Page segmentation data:
_____

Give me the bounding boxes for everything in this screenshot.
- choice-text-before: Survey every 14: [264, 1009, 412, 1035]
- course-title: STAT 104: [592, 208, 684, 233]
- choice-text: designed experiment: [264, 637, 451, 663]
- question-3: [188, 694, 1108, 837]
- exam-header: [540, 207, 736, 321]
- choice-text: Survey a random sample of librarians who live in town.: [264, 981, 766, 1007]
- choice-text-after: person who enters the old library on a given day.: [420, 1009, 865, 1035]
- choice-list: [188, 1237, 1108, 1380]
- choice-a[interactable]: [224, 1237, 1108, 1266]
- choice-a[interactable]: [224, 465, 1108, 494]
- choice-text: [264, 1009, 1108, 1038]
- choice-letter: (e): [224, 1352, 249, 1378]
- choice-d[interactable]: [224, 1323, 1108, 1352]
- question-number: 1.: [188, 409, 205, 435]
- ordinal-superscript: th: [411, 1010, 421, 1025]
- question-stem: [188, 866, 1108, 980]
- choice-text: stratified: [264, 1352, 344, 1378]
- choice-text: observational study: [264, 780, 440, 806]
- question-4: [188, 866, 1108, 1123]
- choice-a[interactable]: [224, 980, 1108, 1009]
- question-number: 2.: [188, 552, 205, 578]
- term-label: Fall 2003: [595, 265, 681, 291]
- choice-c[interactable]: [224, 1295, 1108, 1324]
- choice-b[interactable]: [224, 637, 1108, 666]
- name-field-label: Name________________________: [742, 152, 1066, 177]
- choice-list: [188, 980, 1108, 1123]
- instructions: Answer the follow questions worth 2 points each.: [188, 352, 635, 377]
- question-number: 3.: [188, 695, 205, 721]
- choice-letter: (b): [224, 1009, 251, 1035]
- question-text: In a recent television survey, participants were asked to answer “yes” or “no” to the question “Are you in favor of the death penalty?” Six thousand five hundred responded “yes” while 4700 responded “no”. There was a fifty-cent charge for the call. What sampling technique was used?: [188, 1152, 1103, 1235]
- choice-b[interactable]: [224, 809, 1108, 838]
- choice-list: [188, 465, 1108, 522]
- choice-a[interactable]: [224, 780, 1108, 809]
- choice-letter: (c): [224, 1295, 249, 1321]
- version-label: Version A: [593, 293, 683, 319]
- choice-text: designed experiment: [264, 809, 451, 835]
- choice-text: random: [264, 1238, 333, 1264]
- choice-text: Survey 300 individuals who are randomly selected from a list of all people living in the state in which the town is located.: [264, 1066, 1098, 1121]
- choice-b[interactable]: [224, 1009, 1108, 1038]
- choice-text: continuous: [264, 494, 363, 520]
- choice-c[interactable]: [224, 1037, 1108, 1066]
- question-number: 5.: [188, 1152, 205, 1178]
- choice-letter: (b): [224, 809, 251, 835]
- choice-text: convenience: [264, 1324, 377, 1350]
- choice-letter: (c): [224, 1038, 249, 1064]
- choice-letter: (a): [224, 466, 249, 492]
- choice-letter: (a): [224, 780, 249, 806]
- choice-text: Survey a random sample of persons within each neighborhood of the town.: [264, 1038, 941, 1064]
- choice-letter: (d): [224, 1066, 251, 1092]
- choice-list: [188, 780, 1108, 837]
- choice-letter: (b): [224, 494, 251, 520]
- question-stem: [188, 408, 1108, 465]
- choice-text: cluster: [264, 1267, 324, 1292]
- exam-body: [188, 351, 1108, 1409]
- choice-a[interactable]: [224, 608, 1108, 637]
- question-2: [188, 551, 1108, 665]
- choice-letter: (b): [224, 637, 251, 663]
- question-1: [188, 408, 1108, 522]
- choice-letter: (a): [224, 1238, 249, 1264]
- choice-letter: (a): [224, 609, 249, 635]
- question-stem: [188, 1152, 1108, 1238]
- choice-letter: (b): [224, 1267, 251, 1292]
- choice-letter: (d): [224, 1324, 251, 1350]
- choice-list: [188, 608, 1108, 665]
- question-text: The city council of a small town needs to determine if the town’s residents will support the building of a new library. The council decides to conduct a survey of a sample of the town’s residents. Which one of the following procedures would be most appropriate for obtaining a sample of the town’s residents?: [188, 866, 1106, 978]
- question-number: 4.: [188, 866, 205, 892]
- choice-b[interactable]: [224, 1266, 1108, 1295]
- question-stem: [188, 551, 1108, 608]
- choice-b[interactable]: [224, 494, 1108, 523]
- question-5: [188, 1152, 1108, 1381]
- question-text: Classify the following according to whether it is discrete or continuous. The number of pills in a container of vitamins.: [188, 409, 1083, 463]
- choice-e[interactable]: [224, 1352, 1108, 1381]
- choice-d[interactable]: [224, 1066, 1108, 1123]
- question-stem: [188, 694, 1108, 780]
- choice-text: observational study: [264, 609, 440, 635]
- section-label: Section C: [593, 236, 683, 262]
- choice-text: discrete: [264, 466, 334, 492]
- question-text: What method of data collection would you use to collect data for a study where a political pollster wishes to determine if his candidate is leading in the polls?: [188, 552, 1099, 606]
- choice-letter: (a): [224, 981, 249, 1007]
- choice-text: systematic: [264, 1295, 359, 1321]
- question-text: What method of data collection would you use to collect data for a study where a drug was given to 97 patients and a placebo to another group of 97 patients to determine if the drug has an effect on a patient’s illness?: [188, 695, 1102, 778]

_____

**ABOUT THIS TASK:** Would you please write out all the entries exactly?

**YOUR SOLUTION:**
Give me the bounding boxes for everything in this screenshot.
- choice-text-before: Survey every 14: [264, 1009, 412, 1035]
- course-title: STAT 104: [592, 208, 684, 233]
- choice-text: designed experiment: [264, 637, 451, 663]
- question-3: [188, 694, 1108, 837]
- exam-header: [540, 207, 736, 321]
- choice-text: Survey a random sample of librarians who live in town.: [264, 981, 766, 1007]
- choice-text-after: person who enters the old library on a given day.: [420, 1009, 865, 1035]
- choice-list: [188, 1237, 1108, 1380]
- choice-a[interactable]: [224, 1237, 1108, 1266]
- choice-a[interactable]: [224, 465, 1108, 494]
- choice-text: [264, 1009, 1108, 1038]
- choice-letter: (e): [224, 1352, 249, 1378]
- choice-d[interactable]: [224, 1323, 1108, 1352]
- question-number: 1.: [188, 409, 205, 435]
- ordinal-superscript: th: [411, 1010, 421, 1025]
- question-stem: [188, 866, 1108, 980]
- choice-text: stratified: [264, 1352, 344, 1378]
- choice-text: observational study: [264, 780, 440, 806]
- question-4: [188, 866, 1108, 1123]
- choice-a[interactable]: [224, 980, 1108, 1009]
- question-number: 2.: [188, 552, 205, 578]
- term-label: Fall 2003: [595, 265, 681, 291]
- choice-c[interactable]: [224, 1295, 1108, 1324]
- choice-b[interactable]: [224, 637, 1108, 666]
- name-field-label: Name________________________: [742, 152, 1066, 177]
- choice-list: [188, 980, 1108, 1123]
- instructions: Answer the follow questions worth 2 points each.: [188, 352, 635, 377]
- question-number: 3.: [188, 695, 205, 721]
- choice-letter: (b): [224, 1009, 251, 1035]
- question-text: In a recent television survey, participants were asked to answer “yes” or “no” to the question “Are you in favor of the death penalty?” Six thousand five hundred responded “yes” while 4700 responded “no”. There was a fifty-cent charge for the call. What sampling technique was used?: [188, 1152, 1103, 1235]
- choice-b[interactable]: [224, 809, 1108, 838]
- choice-list: [188, 465, 1108, 522]
- choice-a[interactable]: [224, 780, 1108, 809]
- choice-letter: (c): [224, 1295, 249, 1321]
- version-label: Version A: [593, 293, 683, 319]
- choice-text: designed experiment: [264, 809, 451, 835]
- choice-text: random: [264, 1238, 333, 1264]
- choice-text: Survey 300 individuals who are randomly selected from a list of all people living in the state in which the town is located.: [264, 1066, 1098, 1121]
- choice-b[interactable]: [224, 1009, 1108, 1038]
- choice-text: continuous: [264, 494, 363, 520]
- choice-c[interactable]: [224, 1037, 1108, 1066]
- question-number: 5.: [188, 1152, 205, 1178]
- choice-letter: (b): [224, 809, 251, 835]
- choice-text: convenience: [264, 1324, 377, 1350]
- choice-letter: (c): [224, 1038, 249, 1064]
- choice-letter: (a): [224, 466, 249, 492]
- choice-letter: (a): [224, 780, 249, 806]
- choice-text: Survey a random sample of persons within each neighborhood of the town.: [264, 1038, 941, 1064]
- choice-letter: (d): [224, 1066, 251, 1092]
- choice-list: [188, 780, 1108, 837]
- choice-letter: (b): [224, 494, 251, 520]
- question-stem: [188, 408, 1108, 465]
- choice-text: cluster: [264, 1267, 324, 1292]
- exam-body: [188, 351, 1108, 1409]
- choice-a[interactable]: [224, 608, 1108, 637]
- question-2: [188, 551, 1108, 665]
- choice-letter: (b): [224, 637, 251, 663]
- question-1: [188, 408, 1108, 522]
- choice-letter: (a): [224, 1238, 249, 1264]
- choice-letter: (a): [224, 609, 249, 635]
- question-stem: [188, 1152, 1108, 1238]
- choice-letter: (b): [224, 1267, 251, 1292]
- choice-letter: (d): [224, 1324, 251, 1350]
- choice-list: [188, 608, 1108, 665]
- question-text: The city council of a small town needs to determine if the town’s residents will support the building of a new library. The council decides to conduct a survey of a sample of the town’s residents. Which one of the following procedures would be most appropriate for obtaining a sample of the town’s residents?: [188, 866, 1106, 978]
- question-number: 4.: [188, 866, 205, 892]
- choice-b[interactable]: [224, 1266, 1108, 1295]
- question-stem: [188, 551, 1108, 608]
- choice-b[interactable]: [224, 494, 1108, 523]
- question-5: [188, 1152, 1108, 1381]
- question-text: Classify the following according to whether it is discrete or continuous. The number of pills in a container of vitamins.: [188, 409, 1083, 463]
- choice-e[interactable]: [224, 1352, 1108, 1381]
- choice-d[interactable]: [224, 1066, 1108, 1123]
- question-stem: [188, 694, 1108, 780]
- choice-text: observational study: [264, 609, 440, 635]
- section-label: Section C: [593, 236, 683, 262]
- choice-text: discrete: [264, 466, 334, 492]
- question-text: What method of data collection would you use to collect data for a study where a political pollster wishes to determine if his candidate is leading in the polls?: [188, 552, 1099, 606]
- choice-letter: (a): [224, 981, 249, 1007]
- choice-text: systematic: [264, 1295, 359, 1321]
- question-text: What method of data collection would you use to collect data for a study where a drug was given to 97 patients and a placebo to another group of 97 patients to determine if the drug has an effect on a patient’s illness?: [188, 695, 1102, 778]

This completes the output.